WORK INSTRUCTIONS - Locate the string "химических" in the records below. Copy every line where it occurs.

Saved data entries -
----

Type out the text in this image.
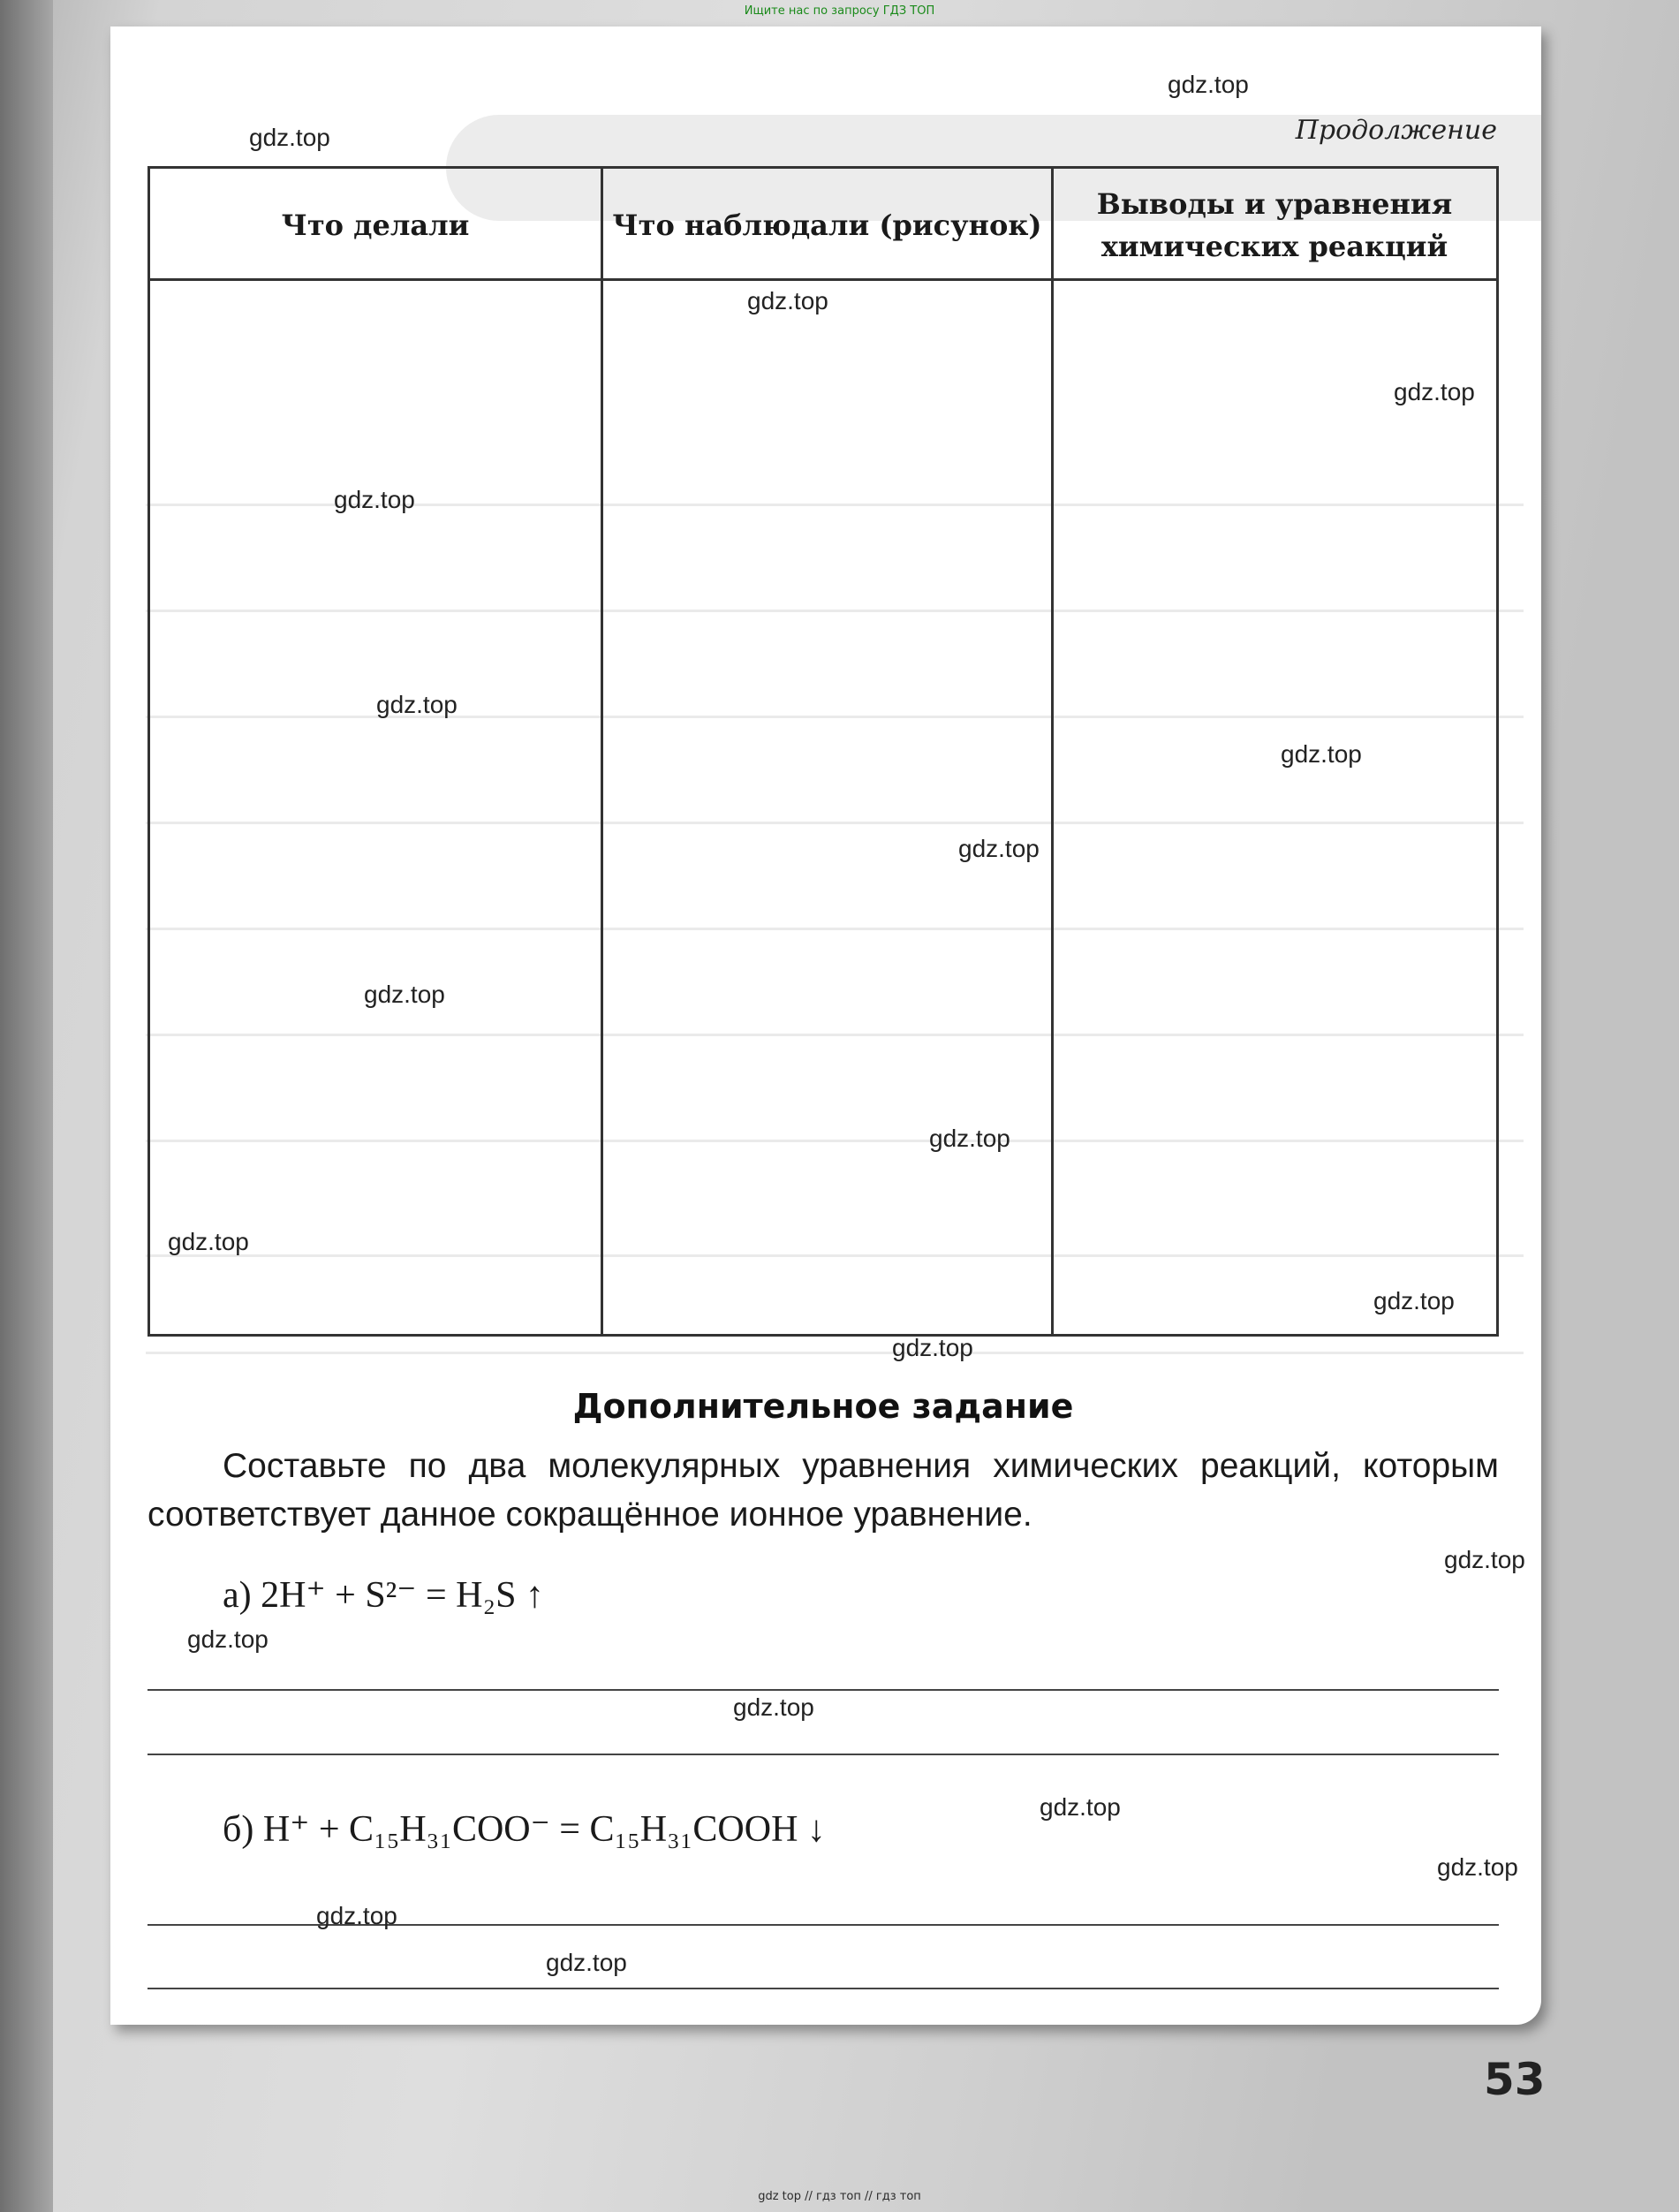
Ищите нас по запросу ГДЗ ТОП
Продолжение
Что делали	Что наблюдали (рисунок)
Выводы и уравнения химических реакций
Дополнительное задание
Составьте по два молекулярных уравнения химических реакций, которым соответствует данное сокращённое ионное уравнение.
а) 2H⁺ + S²⁻ = H₂S ↑
б) H⁺ + C₁₅H₃₁COO⁻ = C₁₅H₃₁COOH ↓
53
gdz.top
gdz.top
gdz.top
gdz.top
gdz.top
gdz.top
gdz.top
gdz.top
gdz.top
gdz.top
gdz.top
gdz.top
gdz.top
gdz.top
gdz.top
gdz.top
gdz.top
gdz.top
gdz.top
gdz.top
gdz top // гдз топ // гдз топ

----

ANSWER BELOW -
Выводы и уравнения химических реакций
Составьте по два молекулярных уравнения химических реакций, которым соответствует данное сокращённое ионное уравнение.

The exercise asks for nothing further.